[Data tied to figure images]
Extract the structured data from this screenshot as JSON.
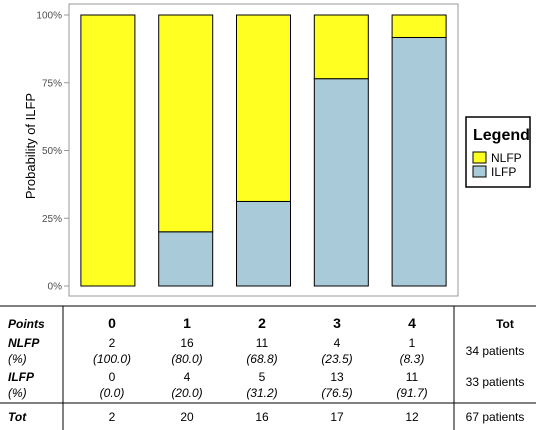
{
  "chart_data": {
    "type": "bar",
    "stacked": true,
    "percent_scale": true,
    "categories": [
      "0",
      "1",
      "2",
      "3",
      "4"
    ],
    "series": [
      {
        "name": "ILFP",
        "values": [
          0.0,
          20.0,
          31.2,
          76.5,
          91.7
        ]
      },
      {
        "name": "NLFP",
        "values": [
          100.0,
          80.0,
          68.8,
          23.5,
          8.3
        ]
      }
    ],
    "ylabel": "Probability of ILFP",
    "xlabel": "",
    "ylim": [
      0,
      100
    ],
    "yticks": [
      "0%",
      "25%",
      "50%",
      "75%",
      "100%"
    ],
    "grid": false,
    "legend": {
      "title": "Legend",
      "position": "right",
      "entries": [
        "NLFP",
        "ILFP"
      ]
    }
  },
  "colors": {
    "NLFP": "#ffff22",
    "ILFP": "#a9cad9"
  },
  "table": {
    "headers": {
      "label": "Points",
      "cols": [
        "0",
        "1",
        "2",
        "3",
        "4"
      ],
      "total": "Tot"
    },
    "rows": [
      {
        "name": "NLFP",
        "pct_label": "(%)",
        "counts": [
          "2",
          "16",
          "11",
          "4",
          "1"
        ],
        "pcts": [
          "(100.0)",
          "(80.0)",
          "(68.8)",
          "(23.5)",
          "(8.3)"
        ],
        "total": "34 patients"
      },
      {
        "name": "ILFP",
        "pct_label": "(%)",
        "counts": [
          "0",
          "4",
          "5",
          "13",
          "11"
        ],
        "pcts": [
          "(0.0)",
          "(20.0)",
          "(31.2)",
          "(76.5)",
          "(91.7)"
        ],
        "total": "33 patients"
      }
    ],
    "totals": {
      "label": "Tot",
      "values": [
        "2",
        "20",
        "16",
        "17",
        "12"
      ],
      "total": "67 patients"
    }
  }
}
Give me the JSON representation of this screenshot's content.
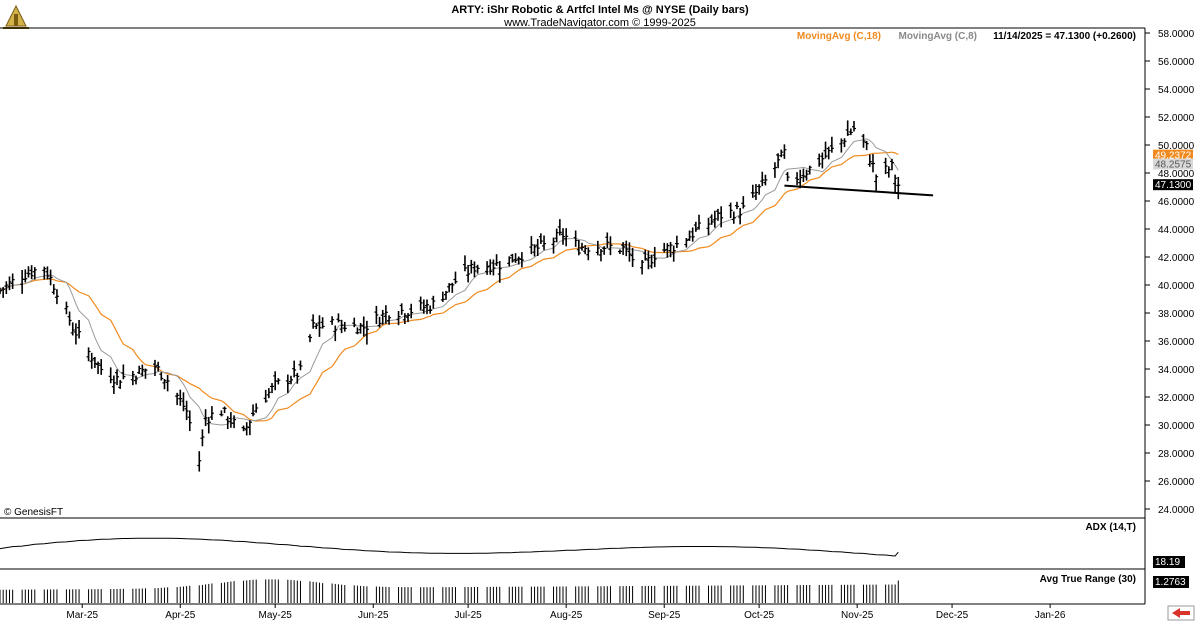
{
  "header": {
    "title": "ARTY:  iShr Robotic & Artfcl Intel Ms @ NYSE  (Daily bars)",
    "subtitle": "www.TradeNavigator.com © 1999-2025"
  },
  "legend": {
    "ma18_label": "MovingAvg (C,18)",
    "ma8_label": "MovingAvg (C,8)",
    "last_bar_label": "11/14/2025 = 47.1300 (+0.2600)"
  },
  "watermark": "© GenesisFT",
  "colors": {
    "ma18": "#f08a1e",
    "ma8": "#9a9a9a",
    "bars": "#000000",
    "nav_arrow": "#d9342b"
  },
  "price_tags": {
    "ma18": "49.2372",
    "ma8": "48.2575",
    "last": "47.1300"
  },
  "adx": {
    "label": "ADX (14,T)",
    "value": "18.19"
  },
  "atr": {
    "label": "Avg True Range (30)",
    "value": "1.2763"
  },
  "x_axis": {
    "months": [
      "Mar-25",
      "Apr-25",
      "May-25",
      "Jun-25",
      "Jul-25",
      "Aug-25",
      "Sep-25",
      "Oct-25",
      "Nov-25",
      "Dec-25",
      "Jan-26"
    ]
  },
  "chart_data": {
    "type": "ohlc",
    "title": "ARTY:  iShr Robotic & Artfcl Intel Ms @ NYSE  (Daily bars)",
    "ylim": [
      24,
      58
    ],
    "y_ticks": [
      "24.0000",
      "26.0000",
      "28.0000",
      "30.0000",
      "32.0000",
      "34.0000",
      "36.0000",
      "38.0000",
      "40.0000",
      "42.0000",
      "44.0000",
      "46.0000",
      "48.0000",
      "50.0000",
      "52.0000",
      "54.0000",
      "56.0000",
      "58.0000"
    ],
    "x_start": "2025-02-03",
    "x_end": "2026-01-31",
    "last_close": 47.13,
    "change": 0.26,
    "close_path": [
      [
        "2025-02-03",
        39.6
      ],
      [
        "2025-02-10",
        40.7
      ],
      [
        "2025-02-17",
        41.3
      ],
      [
        "2025-02-21",
        39.6
      ],
      [
        "2025-02-26",
        37.0
      ],
      [
        "2025-03-03",
        35.2
      ],
      [
        "2025-03-07",
        34.0
      ],
      [
        "2025-03-12",
        33.3
      ],
      [
        "2025-03-17",
        33.6
      ],
      [
        "2025-03-24",
        34.2
      ],
      [
        "2025-03-28",
        33.2
      ],
      [
        "2025-04-03",
        31.0
      ],
      [
        "2025-04-07",
        27.5
      ],
      [
        "2025-04-09",
        30.5
      ],
      [
        "2025-04-14",
        31.0
      ],
      [
        "2025-04-21",
        29.4
      ],
      [
        "2025-04-25",
        31.3
      ],
      [
        "2025-05-01",
        32.8
      ],
      [
        "2025-05-09",
        33.8
      ],
      [
        "2025-05-13",
        37.0
      ],
      [
        "2025-05-20",
        37.2
      ],
      [
        "2025-05-29",
        37.0
      ],
      [
        "2025-06-06",
        38.1
      ],
      [
        "2025-06-13",
        38.2
      ],
      [
        "2025-06-20",
        38.6
      ],
      [
        "2025-06-27",
        40.3
      ],
      [
        "2025-07-03",
        41.3
      ],
      [
        "2025-07-11",
        41.5
      ],
      [
        "2025-07-18",
        42.2
      ],
      [
        "2025-07-25",
        42.8
      ],
      [
        "2025-07-31",
        43.6
      ],
      [
        "2025-08-05",
        42.7
      ],
      [
        "2025-08-12",
        42.8
      ],
      [
        "2025-08-19",
        42.6
      ],
      [
        "2025-08-25",
        41.2
      ],
      [
        "2025-08-29",
        42.2
      ],
      [
        "2025-09-05",
        42.9
      ],
      [
        "2025-09-12",
        44.0
      ],
      [
        "2025-09-19",
        45.0
      ],
      [
        "2025-09-26",
        45.4
      ],
      [
        "2025-10-03",
        47.4
      ],
      [
        "2025-10-09",
        49.4
      ],
      [
        "2025-10-10",
        47.3
      ],
      [
        "2025-10-17",
        48.3
      ],
      [
        "2025-10-24",
        49.6
      ],
      [
        "2025-10-31",
        51.2
      ],
      [
        "2025-11-04",
        49.8
      ],
      [
        "2025-11-07",
        47.8
      ],
      [
        "2025-11-12",
        48.4
      ],
      [
        "2025-11-14",
        47.13
      ]
    ],
    "moving_averages": [
      {
        "name": "MovingAvg (C,18)",
        "last": 49.2372
      },
      {
        "name": "MovingAvg (C,8)",
        "last": 48.2575
      }
    ],
    "trendline": {
      "from": [
        "2025-10-09",
        47.1
      ],
      "to": [
        "2025-11-25",
        46.4
      ]
    },
    "indicators": [
      {
        "name": "ADX (14,T)",
        "last": 18.19
      },
      {
        "name": "Avg True Range (30)",
        "last": 1.2763
      }
    ]
  }
}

§ **Exercise details**: Word for word and without any pictures, return all of the lines above.

§ **Written response**:
Extract the structured data from this screenshot as JSON.
{
  "chart_data": {
    "type": "bar",
    "stacked": true,
    "percent_scale": true,
    "categories": [
      "0",
      "1",
      "2",
      "3",
      "4"
    ],
    "series": [
      {
        "name": "ILFP",
        "values": [
          0.0,
          20.0,
          31.2,
          76.5,
          91.7
        ]
      },
      {
        "name": "NLFP",
        "values": [
          100.0,
          80.0,
          68.8,
          23.5,
          8.3
        ]
      }
    ],
    "ylabel": "Probability of ILFP",
    "xlabel": "",
    "ylim": [
      0,
      100
    ],
    "yticks": [
      "0%",
      "25%",
      "50%",
      "75%",
      "100%"
    ],
    "grid": false,
    "legend": {
      "title": "Legend",
      "position": "right",
      "entries": [
        "NLFP",
        "ILFP"
      ]
    }
  },
  "colors": {
    "NLFP": "#ffff22",
    "ILFP": "#a9cad9"
  },
  "table": {
    "headers": {
      "label": "Points",
      "cols": [
        "0",
        "1",
        "2",
        "3",
        "4"
      ],
      "total": "Tot"
    },
    "rows": [
      {
        "name": "NLFP",
        "pct_label": "(%)",
        "counts": [
          "2",
          "16",
          "11",
          "4",
          "1"
        ],
        "pcts": [
          "(100.0)",
          "(80.0)",
          "(68.8)",
          "(23.5)",
          "(8.3)"
        ],
        "total": "34 patients"
      },
      {
        "name": "ILFP",
        "pct_label": "(%)",
        "counts": [
          "0",
          "4",
          "5",
          "13",
          "11"
        ],
        "pcts": [
          "(0.0)",
          "(20.0)",
          "(31.2)",
          "(76.5)",
          "(91.7)"
        ],
        "total": "33 patients"
      }
    ],
    "totals": {
      "label": "Tot",
      "values": [
        "2",
        "20",
        "16",
        "17",
        "12"
      ],
      "total": "67 patients"
    }
  }
}
Give me the JSON representation of this screenshot's content.
{
  "header": {
    "title": "ARTY:  iShr Robotic & Artfcl Intel Ms @ NYSE  (Daily bars)",
    "subtitle": "www.TradeNavigator.com © 1999-2025"
  },
  "legend": {
    "ma18_label": "MovingAvg (C,18)",
    "ma8_label": "MovingAvg (C,8)",
    "last_bar_label": "11/14/2025 = 47.1300 (+0.2600)"
  },
  "watermark": "© GenesisFT",
  "colors": {
    "ma18": "#f08a1e",
    "ma8": "#9a9a9a",
    "bars": "#000000",
    "nav_arrow": "#d9342b"
  },
  "price_tags": {
    "ma18": "49.2372",
    "ma8": "48.2575",
    "last": "47.1300"
  },
  "adx": {
    "label": "ADX (14,T)",
    "value": "18.19"
  },
  "atr": {
    "label": "Avg True Range (30)",
    "value": "1.2763"
  },
  "x_axis": {
    "months": [
      "Mar-25",
      "Apr-25",
      "May-25",
      "Jun-25",
      "Jul-25",
      "Aug-25",
      "Sep-25",
      "Oct-25",
      "Nov-25",
      "Dec-25",
      "Jan-26"
    ]
  },
  "chart_data": {
    "type": "ohlc",
    "title": "ARTY:  iShr Robotic & Artfcl Intel Ms @ NYSE  (Daily bars)",
    "ylim": [
      24,
      58
    ],
    "y_ticks": [
      "24.0000",
      "26.0000",
      "28.0000",
      "30.0000",
      "32.0000",
      "34.0000",
      "36.0000",
      "38.0000",
      "40.0000",
      "42.0000",
      "44.0000",
      "46.0000",
      "48.0000",
      "50.0000",
      "52.0000",
      "54.0000",
      "56.0000",
      "58.0000"
    ],
    "x_start": "2025-02-03",
    "x_end": "2026-01-31",
    "last_close": 47.13,
    "change": 0.26,
    "close_path": [
      [
        "2025-02-03",
        39.6
      ],
      [
        "2025-02-10",
        40.7
      ],
      [
        "2025-02-17",
        41.3
      ],
      [
        "2025-02-21",
        39.6
      ],
      [
        "2025-02-26",
        37.0
      ],
      [
        "2025-03-03",
        35.2
      ],
      [
        "2025-03-07",
        34.0
      ],
      [
        "2025-03-12",
        33.3
      ],
      [
        "2025-03-17",
        33.6
      ],
      [
        "2025-03-24",
        34.2
      ],
      [
        "2025-03-28",
        33.2
      ],
      [
        "2025-04-03",
        31.0
      ],
      [
        "2025-04-07",
        27.5
      ],
      [
        "2025-04-09",
        30.5
      ],
      [
        "2025-04-14",
        31.0
      ],
      [
        "2025-04-21",
        29.4
      ],
      [
        "2025-04-25",
        31.3
      ],
      [
        "2025-05-01",
        32.8
      ],
      [
        "2025-05-09",
        33.8
      ],
      [
        "2025-05-13",
        37.0
      ],
      [
        "2025-05-20",
        37.2
      ],
      [
        "2025-05-29",
        37.0
      ],
      [
        "2025-06-06",
        38.1
      ],
      [
        "2025-06-13",
        38.2
      ],
      [
        "2025-06-20",
        38.6
      ],
      [
        "2025-06-27",
        40.3
      ],
      [
        "2025-07-03",
        41.3
      ],
      [
        "2025-07-11",
        41.5
      ],
      [
        "2025-07-18",
        42.2
      ],
      [
        "2025-07-25",
        42.8
      ],
      [
        "2025-07-31",
        43.6
      ],
      [
        "2025-08-05",
        42.7
      ],
      [
        "2025-08-12",
        42.8
      ],
      [
        "2025-08-19",
        42.6
      ],
      [
        "2025-08-25",
        41.2
      ],
      [
        "2025-08-29",
        42.2
      ],
      [
        "2025-09-05",
        42.9
      ],
      [
        "2025-09-12",
        44.0
      ],
      [
        "2025-09-19",
        45.0
      ],
      [
        "2025-09-26",
        45.4
      ],
      [
        "2025-10-03",
        47.4
      ],
      [
        "2025-10-09",
        49.4
      ],
      [
        "2025-10-10",
        47.3
      ],
      [
        "2025-10-17",
        48.3
      ],
      [
        "2025-10-24",
        49.6
      ],
      [
        "2025-10-31",
        51.2
      ],
      [
        "2025-11-04",
        49.8
      ],
      [
        "2025-11-07",
        47.8
      ],
      [
        "2025-11-12",
        48.4
      ],
      [
        "2025-11-14",
        47.13
      ]
    ],
    "moving_averages": [
      {
        "name": "MovingAvg (C,18)",
        "last": 49.2372
      },
      {
        "name": "MovingAvg (C,8)",
        "last": 48.2575
      }
    ],
    "trendline": {
      "from": [
        "2025-10-09",
        47.1
      ],
      "to": [
        "2025-11-25",
        46.4
      ]
    },
    "indicators": [
      {
        "name": "ADX (14,T)",
        "last": 18.19
      },
      {
        "name": "Avg True Range (30)",
        "last": 1.2763
      }
    ]
  }
}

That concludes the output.